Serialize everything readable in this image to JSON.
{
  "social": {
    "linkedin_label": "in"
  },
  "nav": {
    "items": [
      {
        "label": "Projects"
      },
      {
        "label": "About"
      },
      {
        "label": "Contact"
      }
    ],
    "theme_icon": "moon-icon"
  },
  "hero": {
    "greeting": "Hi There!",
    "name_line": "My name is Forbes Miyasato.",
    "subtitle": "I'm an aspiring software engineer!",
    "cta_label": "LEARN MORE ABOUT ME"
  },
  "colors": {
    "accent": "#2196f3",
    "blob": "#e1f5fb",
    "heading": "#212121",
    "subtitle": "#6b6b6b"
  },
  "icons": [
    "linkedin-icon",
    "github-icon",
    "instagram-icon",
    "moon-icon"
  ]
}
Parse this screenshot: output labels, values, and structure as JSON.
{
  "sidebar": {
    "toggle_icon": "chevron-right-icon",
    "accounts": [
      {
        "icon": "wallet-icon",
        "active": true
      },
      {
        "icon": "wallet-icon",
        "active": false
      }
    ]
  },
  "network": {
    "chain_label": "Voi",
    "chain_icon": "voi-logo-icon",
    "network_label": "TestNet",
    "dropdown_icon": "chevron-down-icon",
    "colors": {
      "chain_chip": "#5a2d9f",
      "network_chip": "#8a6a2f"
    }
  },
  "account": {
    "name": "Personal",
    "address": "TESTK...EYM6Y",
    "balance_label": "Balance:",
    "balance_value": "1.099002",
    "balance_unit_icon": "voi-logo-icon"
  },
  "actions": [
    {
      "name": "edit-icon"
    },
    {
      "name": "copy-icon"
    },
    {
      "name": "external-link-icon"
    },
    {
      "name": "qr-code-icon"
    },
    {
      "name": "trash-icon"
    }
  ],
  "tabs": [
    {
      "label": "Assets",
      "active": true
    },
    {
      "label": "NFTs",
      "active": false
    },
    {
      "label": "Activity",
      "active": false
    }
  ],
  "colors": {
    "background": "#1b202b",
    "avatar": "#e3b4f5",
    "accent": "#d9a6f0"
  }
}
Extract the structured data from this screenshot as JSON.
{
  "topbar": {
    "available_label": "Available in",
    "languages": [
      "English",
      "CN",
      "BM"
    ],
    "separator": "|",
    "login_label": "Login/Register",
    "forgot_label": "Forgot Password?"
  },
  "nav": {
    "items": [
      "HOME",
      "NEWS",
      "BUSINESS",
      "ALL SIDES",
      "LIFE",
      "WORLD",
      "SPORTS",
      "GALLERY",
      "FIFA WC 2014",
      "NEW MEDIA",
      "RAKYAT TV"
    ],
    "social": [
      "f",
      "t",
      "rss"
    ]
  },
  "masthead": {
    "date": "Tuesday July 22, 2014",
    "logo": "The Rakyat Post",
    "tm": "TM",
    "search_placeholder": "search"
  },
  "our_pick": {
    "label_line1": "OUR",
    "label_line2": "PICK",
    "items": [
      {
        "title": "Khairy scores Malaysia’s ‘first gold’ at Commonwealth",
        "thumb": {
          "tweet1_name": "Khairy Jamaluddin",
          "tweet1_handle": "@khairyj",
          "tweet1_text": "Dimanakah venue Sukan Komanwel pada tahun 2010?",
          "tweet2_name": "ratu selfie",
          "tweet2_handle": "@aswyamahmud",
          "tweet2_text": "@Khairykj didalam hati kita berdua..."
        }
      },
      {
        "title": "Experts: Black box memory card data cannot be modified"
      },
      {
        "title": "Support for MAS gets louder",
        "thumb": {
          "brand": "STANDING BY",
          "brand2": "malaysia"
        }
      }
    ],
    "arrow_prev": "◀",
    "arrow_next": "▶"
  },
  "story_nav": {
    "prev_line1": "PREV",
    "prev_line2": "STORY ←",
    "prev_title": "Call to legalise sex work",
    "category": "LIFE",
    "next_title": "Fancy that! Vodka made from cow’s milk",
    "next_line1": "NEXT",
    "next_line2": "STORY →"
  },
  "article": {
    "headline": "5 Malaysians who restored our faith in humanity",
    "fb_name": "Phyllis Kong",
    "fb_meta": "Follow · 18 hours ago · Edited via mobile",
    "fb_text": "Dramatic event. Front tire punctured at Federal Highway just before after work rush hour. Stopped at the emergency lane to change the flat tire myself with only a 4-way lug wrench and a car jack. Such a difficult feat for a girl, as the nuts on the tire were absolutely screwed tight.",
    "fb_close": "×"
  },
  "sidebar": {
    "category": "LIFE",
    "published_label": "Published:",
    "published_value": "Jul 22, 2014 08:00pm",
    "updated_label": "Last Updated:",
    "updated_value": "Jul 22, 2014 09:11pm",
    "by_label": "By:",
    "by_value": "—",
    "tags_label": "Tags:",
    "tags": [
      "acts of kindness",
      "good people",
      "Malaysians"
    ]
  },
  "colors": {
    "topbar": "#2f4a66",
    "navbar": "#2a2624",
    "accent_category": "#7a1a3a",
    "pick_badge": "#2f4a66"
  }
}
■ ■ ■ ■
§ Given task:
Find the string "subtitle" in the entries above and return each line that holds it.

§ Response:
    "subtitle": "I'm an aspiring software engineer!",
    "subtitle": "#6b6b6b"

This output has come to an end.